- _Dataset items_
===============

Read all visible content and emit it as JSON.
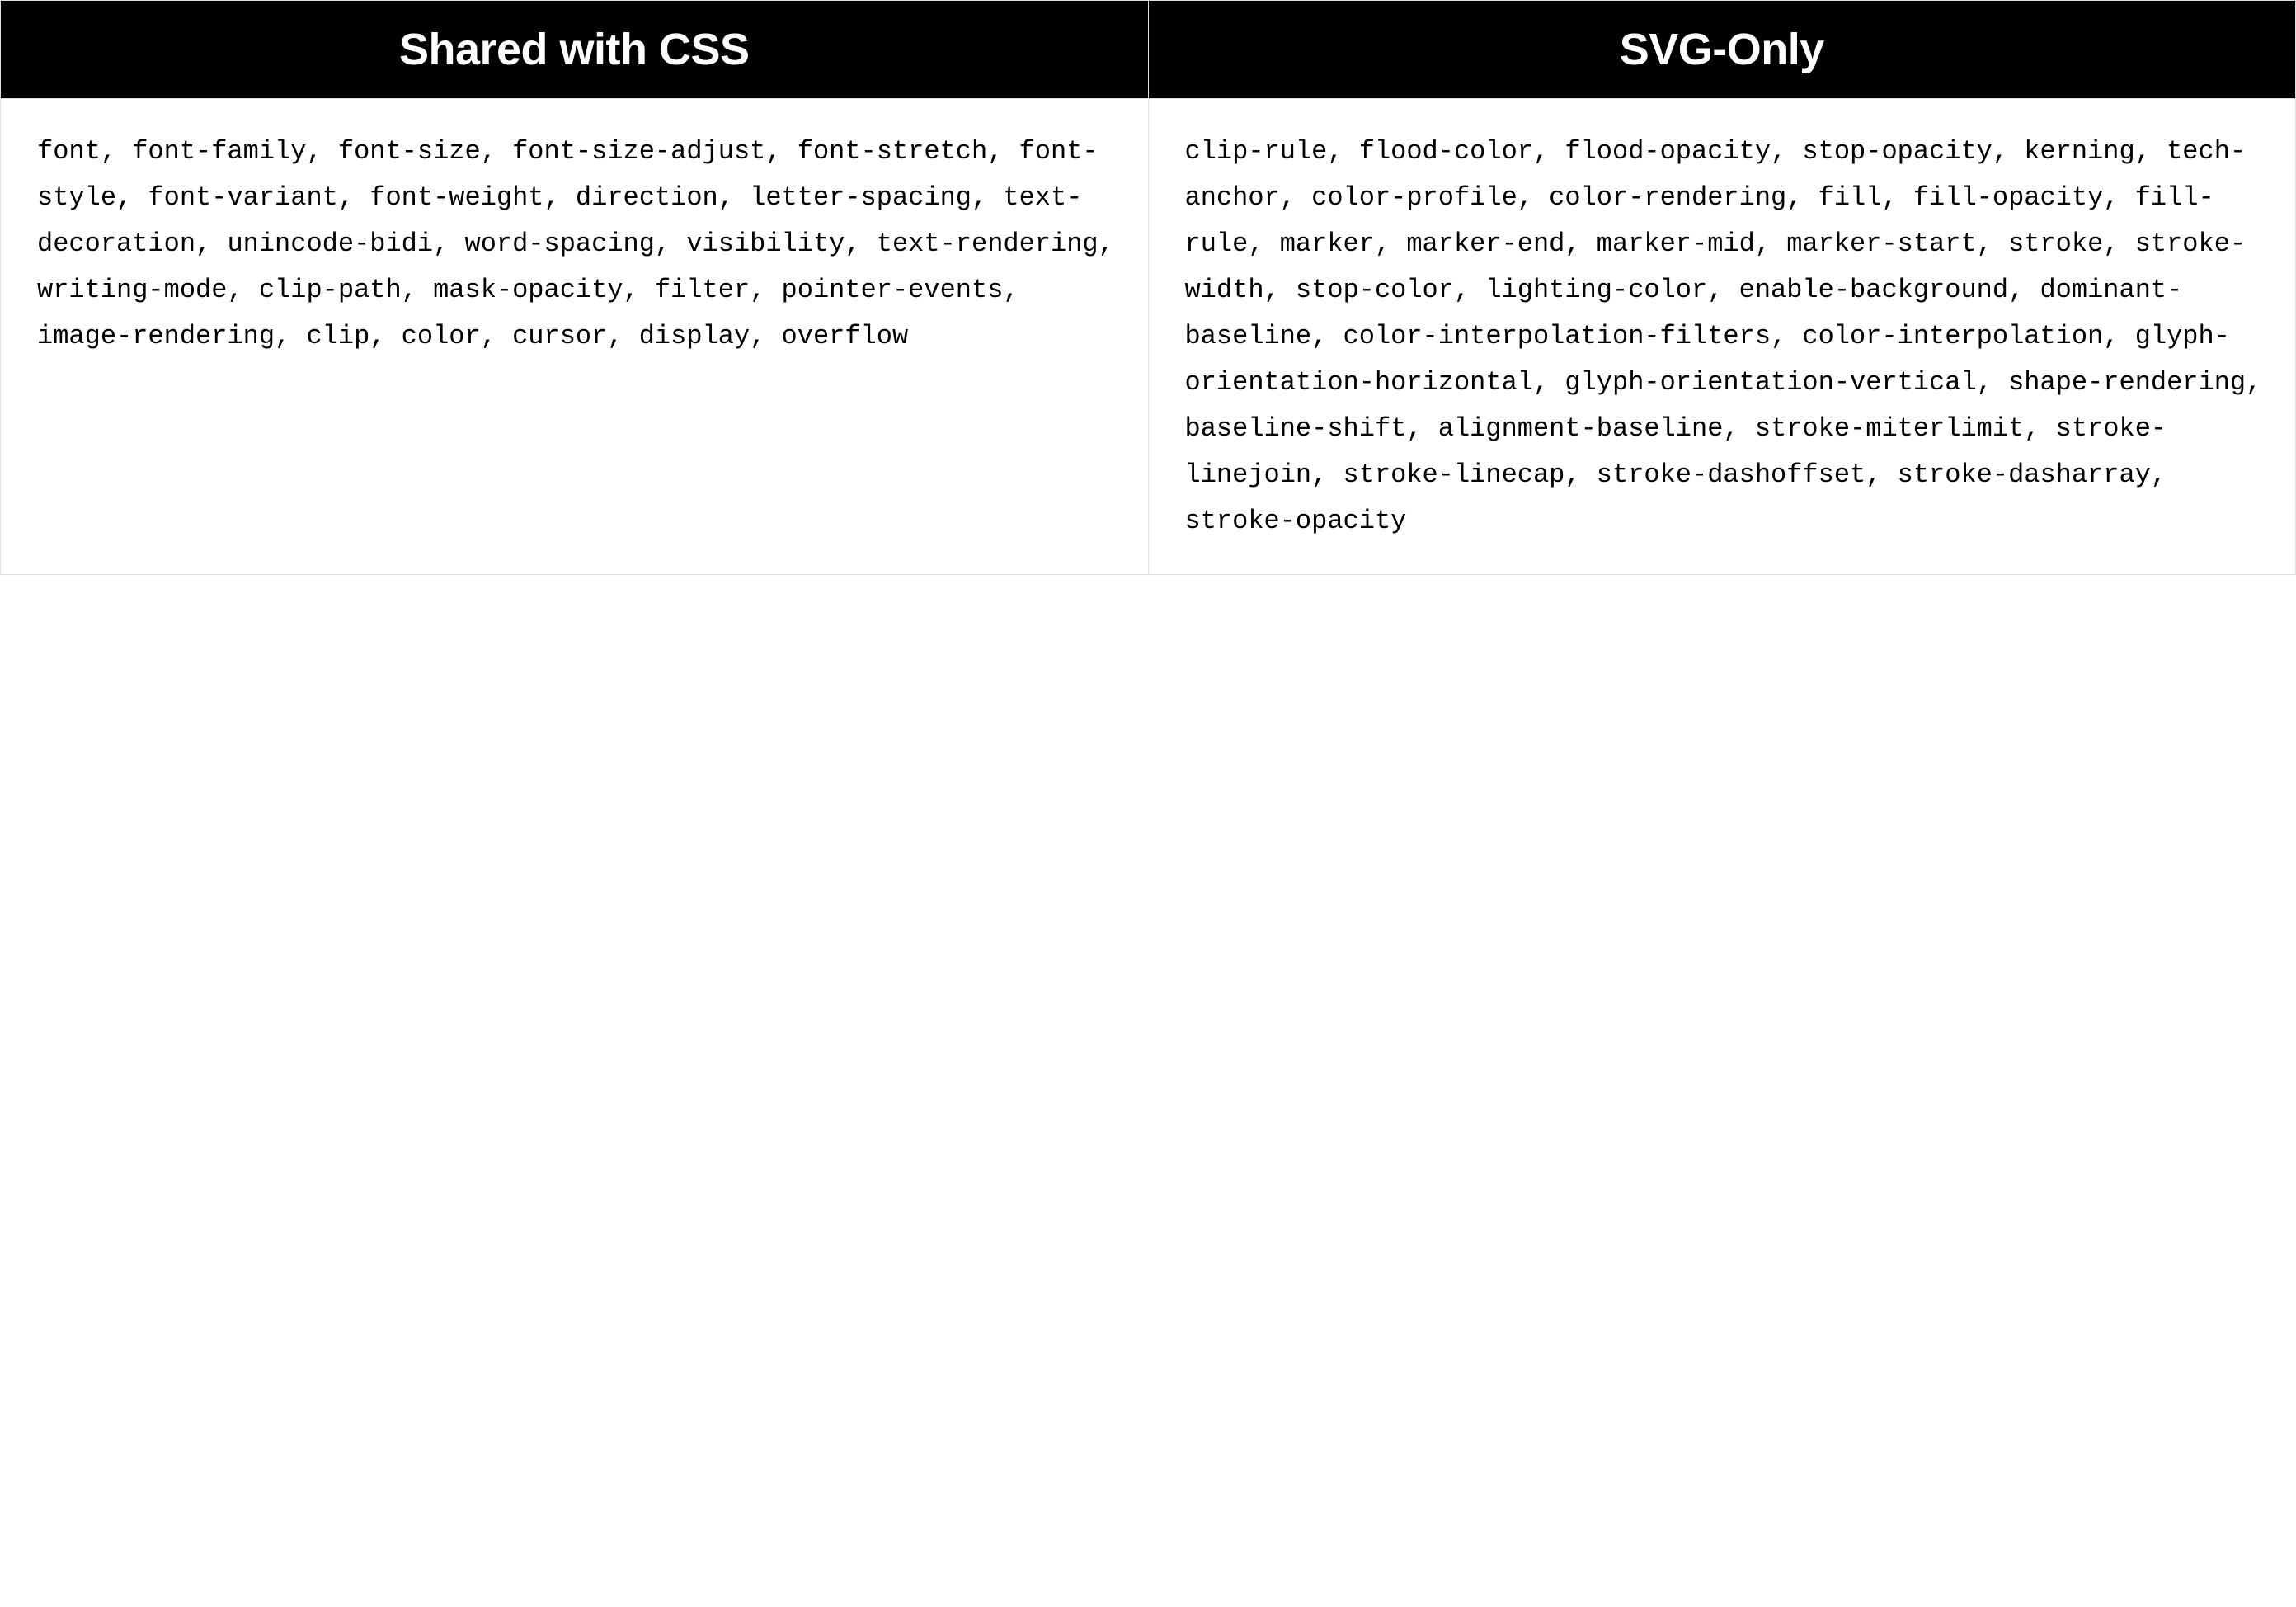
{
  "table": {
    "columns": [
      {
        "header": "Shared with CSS",
        "body": "font, font-family, font-size, font-size-adjust, font-stretch, font-style, font-variant, font-weight, direction, letter-spacing, text-decoration, unincode-bidi, word-spacing, visibility, text-rendering, writing-mode, clip-path, mask-opacity, filter, pointer-events, image-rendering, clip, color, cursor, display, overflow"
      },
      {
        "header": "SVG-Only",
        "body": "clip-rule, flood-color, flood-opacity, stop-opacity, kerning, tech-anchor, color-profile, color-rendering, fill, fill-opacity, fill-rule, marker, marker-end, marker-mid, marker-start, stroke, stroke-width, stop-color, lighting-color, enable-background, dominant-baseline, color-interpolation-filters, color-interpolation, glyph-orientation-horizontal, glyph-orientation-vertical, shape-rendering, baseline-shift, alignment-baseline, stroke-miterlimit, stroke-linejoin, stroke-linecap, stroke-dashoffset, stroke-dasharray, stroke-opacity"
      }
    ]
  }
}
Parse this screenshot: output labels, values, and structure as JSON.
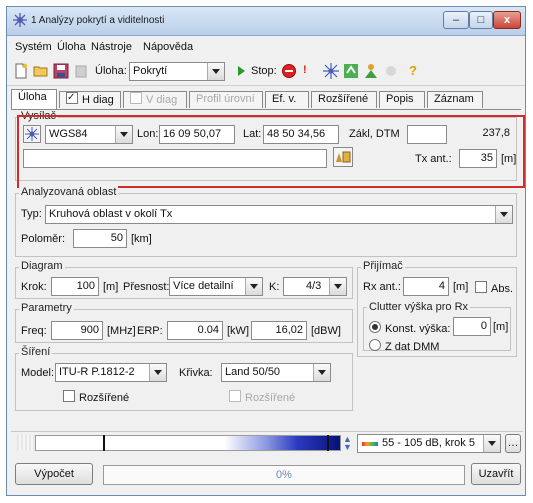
{
  "window": {
    "title": "1 Analýzy pokrytí a viditelnosti",
    "minimize": "–",
    "maximize": "□",
    "close": "x"
  },
  "menu": [
    "Systém",
    "Úloha",
    "Nástroje",
    "Nápověda"
  ],
  "toolbar": {
    "uloha_label": "Úloha:",
    "uloha_value": "Pokrytí",
    "stop_label": "Stop:",
    "warn": "!",
    "help": "?"
  },
  "tabs": [
    {
      "label": "Úloha",
      "state": "active"
    },
    {
      "label": "H diag",
      "checked": true
    },
    {
      "label": "V diag",
      "checked": false,
      "disabled": true
    },
    {
      "label": "Profil úrovní",
      "disabled": true
    },
    {
      "label": "Ef. v."
    },
    {
      "label": "Rozšířené"
    },
    {
      "label": "Popis"
    },
    {
      "label": "Záznam"
    }
  ],
  "vysilac": {
    "group_label": "Vysílač",
    "datum": "WGS84",
    "lon_label": "Lon:",
    "lon": "16 09 50,07",
    "lat_label": "Lat:",
    "lat": "48 50 34,56",
    "zakl_label": "Zákl, DTM",
    "zakl_value": "",
    "dtm_value": "237,8",
    "name_value": "",
    "tx_label": "Tx ant.:",
    "tx_value": "35",
    "tx_unit": "[m]"
  },
  "oblast": {
    "group_label": "Analyzovaná oblast",
    "typ_label": "Typ:",
    "typ_value": "Kruhová oblast v okolí Tx",
    "polomer_label": "Poloměr:",
    "polomer_value": "50",
    "polomer_unit": "[km]"
  },
  "diagram": {
    "group_label": "Diagram",
    "krok_label": "Krok:",
    "krok_value": "100",
    "krok_unit": "[m]",
    "presnost_label": "Přesnost:",
    "presnost_value": "Více detailní",
    "k_label": "K:",
    "k_value": "4/3"
  },
  "parametry": {
    "group_label": "Parametry",
    "freq_label": "Freq:",
    "freq_value": "900",
    "freq_unit": "[MHz]",
    "erp_label": "ERP:",
    "erp_value": "0.04",
    "erp_unit": "[kW]",
    "dbw_value": "16,02",
    "dbw_unit": "[dBW]"
  },
  "sireni": {
    "group_label": "Šíření",
    "model_label": "Model:",
    "model_value": "ITU-R P.1812-2",
    "krivka_label": "Křivka:",
    "krivka_value": "Land 50/50",
    "rozsirene1": "Rozšířené",
    "rozsirene2": "Rozšířené"
  },
  "prijimac": {
    "group_label": "Přijímač",
    "rx_label": "Rx ant.:",
    "rx_value": "4",
    "rx_unit": "[m]",
    "abs_label": "Abs.",
    "clutter_label": "Clutter výška pro Rx",
    "konst_label": "Konst. výška:",
    "konst_value": "0",
    "konst_unit": "[m]",
    "zdat_label": "Z dat DMM"
  },
  "scale": {
    "value": "55 - 105 dB, krok 5"
  },
  "bottom": {
    "calc_label": "Výpočet",
    "progress_text": "0%",
    "progress": 0,
    "close_label": "Uzavřít"
  }
}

===============

- _Stated exercise_
Transcribe the records above exactly, omitting every picture they contain.

- _The output_
Read all visible content and emit it as JSON.
{
  "table": {
    "columns": [
      {
        "header": "Shared with CSS",
        "body": "font, font-family, font-size, font-size-adjust, font-stretch, font-style, font-variant, font-weight, direction, letter-spacing, text-decoration, unincode-bidi, word-spacing, visibility, text-rendering, writing-mode, clip-path, mask-opacity, filter, pointer-events, image-rendering, clip, color, cursor, display, overflow"
      },
      {
        "header": "SVG-Only",
        "body": "clip-rule, flood-color, flood-opacity, stop-opacity, kerning, tech-anchor, color-profile, color-rendering, fill, fill-opacity, fill-rule, marker, marker-end, marker-mid, marker-start, stroke, stroke-width, stop-color, lighting-color, enable-background, dominant-baseline, color-interpolation-filters, color-interpolation, glyph-orientation-horizontal, glyph-orientation-vertical, shape-rendering, baseline-shift, alignment-baseline, stroke-miterlimit, stroke-linejoin, stroke-linecap, stroke-dashoffset, stroke-dasharray, stroke-opacity"
      }
    ]
  }
}
Parse this screenshot: output labels, values, and structure as JSON.
{
  "window": {
    "title": "1 Analýzy pokrytí a viditelnosti",
    "minimize": "–",
    "maximize": "□",
    "close": "x"
  },
  "menu": [
    "Systém",
    "Úloha",
    "Nástroje",
    "Nápověda"
  ],
  "toolbar": {
    "uloha_label": "Úloha:",
    "uloha_value": "Pokrytí",
    "stop_label": "Stop:",
    "warn": "!",
    "help": "?"
  },
  "tabs": [
    {
      "label": "Úloha",
      "state": "active"
    },
    {
      "label": "H diag",
      "checked": true
    },
    {
      "label": "V diag",
      "checked": false,
      "disabled": true
    },
    {
      "label": "Profil úrovní",
      "disabled": true
    },
    {
      "label": "Ef. v."
    },
    {
      "label": "Rozšířené"
    },
    {
      "label": "Popis"
    },
    {
      "label": "Záznam"
    }
  ],
  "vysilac": {
    "group_label": "Vysílač",
    "datum": "WGS84",
    "lon_label": "Lon:",
    "lon": "16 09 50,07",
    "lat_label": "Lat:",
    "lat": "48 50 34,56",
    "zakl_label": "Zákl, DTM",
    "zakl_value": "",
    "dtm_value": "237,8",
    "name_value": "",
    "tx_label": "Tx ant.:",
    "tx_value": "35",
    "tx_unit": "[m]"
  },
  "oblast": {
    "group_label": "Analyzovaná oblast",
    "typ_label": "Typ:",
    "typ_value": "Kruhová oblast v okolí Tx",
    "polomer_label": "Poloměr:",
    "polomer_value": "50",
    "polomer_unit": "[km]"
  },
  "diagram": {
    "group_label": "Diagram",
    "krok_label": "Krok:",
    "krok_value": "100",
    "krok_unit": "[m]",
    "presnost_label": "Přesnost:",
    "presnost_value": "Více detailní",
    "k_label": "K:",
    "k_value": "4/3"
  },
  "parametry": {
    "group_label": "Parametry",
    "freq_label": "Freq:",
    "freq_value": "900",
    "freq_unit": "[MHz]",
    "erp_label": "ERP:",
    "erp_value": "0.04",
    "erp_unit": "[kW]",
    "dbw_value": "16,02",
    "dbw_unit": "[dBW]"
  },
  "sireni": {
    "group_label": "Šíření",
    "model_label": "Model:",
    "model_value": "ITU-R P.1812-2",
    "krivka_label": "Křivka:",
    "krivka_value": "Land 50/50",
    "rozsirene1": "Rozšířené",
    "rozsirene2": "Rozšířené"
  },
  "prijimac": {
    "group_label": "Přijímač",
    "rx_label": "Rx ant.:",
    "rx_value": "4",
    "rx_unit": "[m]",
    "abs_label": "Abs.",
    "clutter_label": "Clutter výška pro Rx",
    "konst_label": "Konst. výška:",
    "konst_value": "0",
    "konst_unit": "[m]",
    "zdat_label": "Z dat DMM"
  },
  "scale": {
    "value": "55 - 105 dB, krok 5"
  },
  "bottom": {
    "calc_label": "Výpočet",
    "progress_text": "0%",
    "progress": 0,
    "close_label": "Uzavřít"
  }
}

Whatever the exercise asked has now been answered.